• [Prompt]
Transcribe each line of the material as it is, and drop any picture.

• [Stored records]
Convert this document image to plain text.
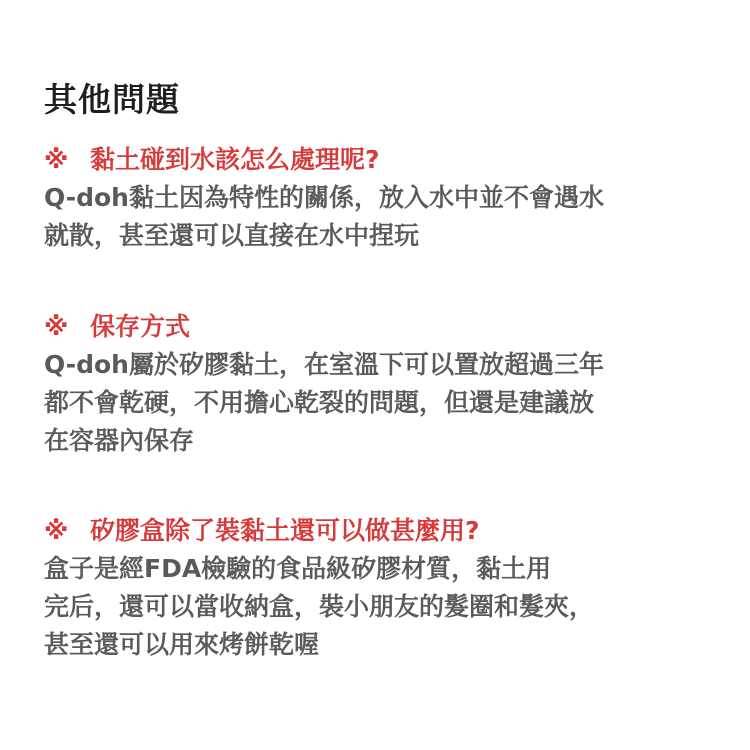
其他問題
※ 黏土碰到水該怎么處理呢?
Q-doh黏土因為特性的關係，放入水中並不會遇水
就散，甚至還可以直接在水中捏玩
※ 保存方式
Q-doh屬於矽膠黏土，在室溫下可以置放超過三年
都不會乾硬，不用擔心乾裂的問題，但還是建議放
在容器內保存
※ 矽膠盒除了裝黏土還可以做甚麼用?
盒子是經FDA檢驗的食品級矽膠材質，黏土用
完后，還可以當收納盒，裝小朋友的髮圈和髮夾，
甚至還可以用來烤餅乾喔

• [Task solution]
Convert this document image to plain text.
其他問題
※ 黏土碰到水該怎么處理呢?
Q-doh黏土因為特性的關係，放入水中並不會遇水
就散，甚至還可以直接在水中捏玩
※ 保存方式
Q-doh屬於矽膠黏土，在室溫下可以置放超過三年
都不會乾硬，不用擔心乾裂的問題，但還是建議放
在容器內保存
※ 矽膠盒除了裝黏土還可以做甚麼用?
盒子是經FDA檢驗的食品級矽膠材質，黏土用
完后，還可以當收納盒，裝小朋友的髮圈和髮夾，
甚至還可以用來烤餅乾喔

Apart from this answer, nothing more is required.